Given data
-- START --

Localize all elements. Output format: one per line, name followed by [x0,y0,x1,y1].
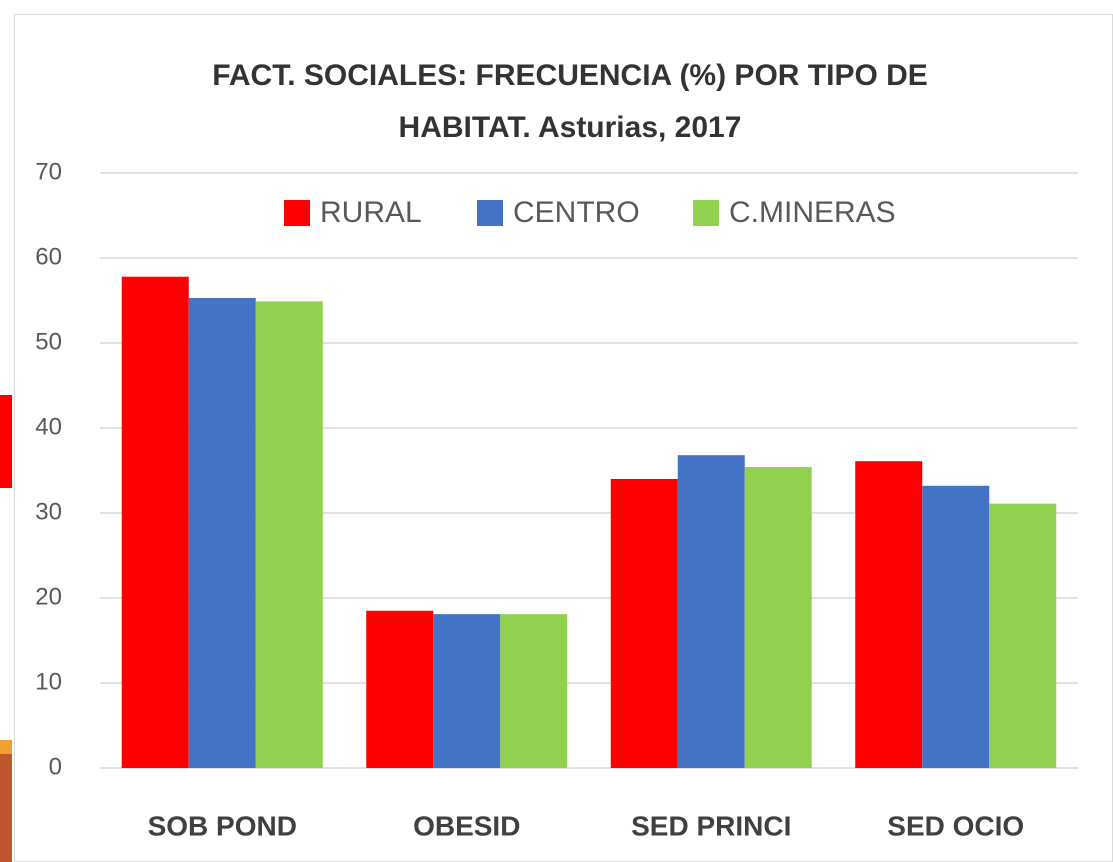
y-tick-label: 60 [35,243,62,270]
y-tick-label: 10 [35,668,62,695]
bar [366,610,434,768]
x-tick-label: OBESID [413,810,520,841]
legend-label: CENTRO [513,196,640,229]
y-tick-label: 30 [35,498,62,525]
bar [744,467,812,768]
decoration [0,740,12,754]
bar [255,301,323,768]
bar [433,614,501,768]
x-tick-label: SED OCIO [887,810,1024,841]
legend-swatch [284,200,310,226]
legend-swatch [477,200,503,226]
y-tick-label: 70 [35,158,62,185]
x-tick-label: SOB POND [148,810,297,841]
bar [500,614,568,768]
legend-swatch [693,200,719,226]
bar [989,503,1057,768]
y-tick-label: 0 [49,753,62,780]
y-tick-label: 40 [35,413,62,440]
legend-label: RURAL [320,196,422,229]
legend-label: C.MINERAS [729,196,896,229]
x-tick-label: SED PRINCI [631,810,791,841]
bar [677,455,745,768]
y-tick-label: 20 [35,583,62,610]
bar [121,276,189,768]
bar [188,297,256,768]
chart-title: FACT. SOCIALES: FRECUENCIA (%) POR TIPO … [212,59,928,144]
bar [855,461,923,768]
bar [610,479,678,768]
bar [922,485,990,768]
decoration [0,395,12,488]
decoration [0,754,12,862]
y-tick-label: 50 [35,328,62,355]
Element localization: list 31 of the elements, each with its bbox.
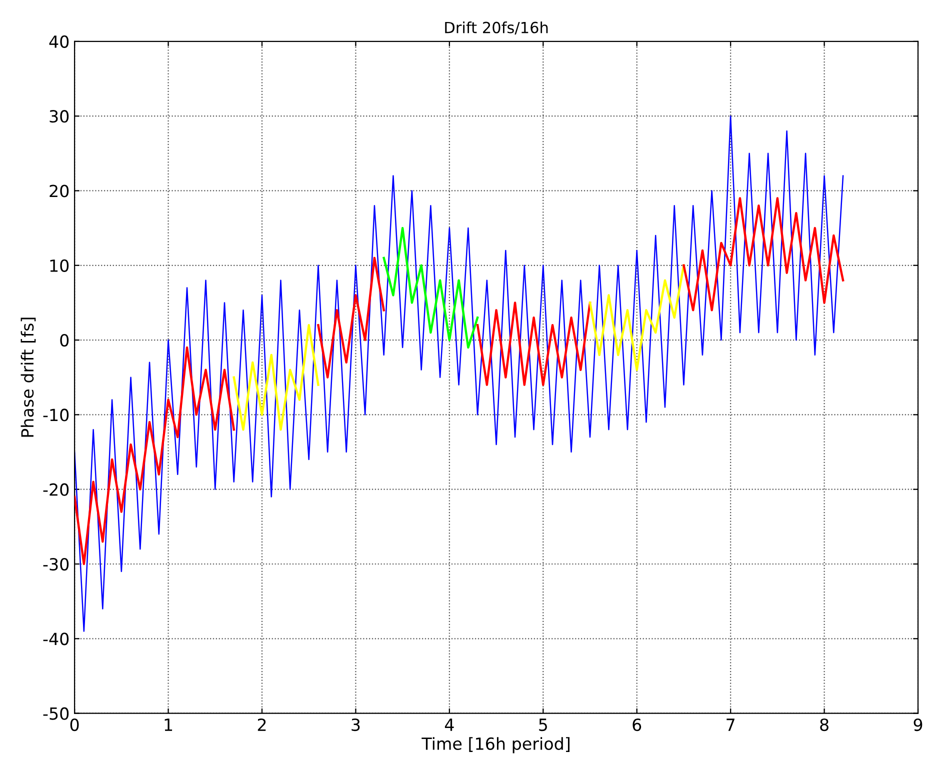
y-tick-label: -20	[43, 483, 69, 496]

-- END --

To do
Please edit the data above by changing every "y-tick-label" to "y-axis label" and keeping everything else the same. Leave the pictures out of your answer.

Exercise output
Localize all elements. Output format: one per line, name followed by [x0,y0,x1,y1].
y-axis label: 60 [35,243,62,270]
y-axis label: 10 [35,668,62,695]
bar [366,610,434,768]
x-tick-label: OBESID [413,810,520,841]
legend-label: CENTRO [513,196,640,229]
y-axis label: 30 [35,498,62,525]
bar [744,467,812,768]
decoration [0,740,12,754]
bar [255,301,323,768]
bar [433,614,501,768]
x-tick-label: SED OCIO [887,810,1024,841]
legend-swatch [284,200,310,226]
legend-swatch [477,200,503,226]
y-axis label: 70 [35,158,62,185]
x-tick-label: SOB POND [148,810,297,841]
bar [500,614,568,768]
legend-swatch [693,200,719,226]
bar [989,503,1057,768]
y-axis label: 0 [49,753,62,780]
y-axis label: 40 [35,413,62,440]
legend-label: RURAL [320,196,422,229]
legend-label: C.MINERAS [729,196,896,229]
x-tick-label: SED PRINCI [631,810,791,841]
bar [677,455,745,768]
y-axis label: 20 [35,583,62,610]
bar [121,276,189,768]
bar [188,297,256,768]
chart-title: FACT. SOCIALES: FRECUENCIA (%) POR TIPO … [212,59,928,144]
bar [855,461,923,768]
bar [610,479,678,768]
bar [922,485,990,768]
decoration [0,395,12,488]
decoration [0,754,12,862]
y-axis label: 50 [35,328,62,355]
Element localization: list 31 of the elements, each with its bbox.
y-axis label: -20	[43, 483, 69, 496]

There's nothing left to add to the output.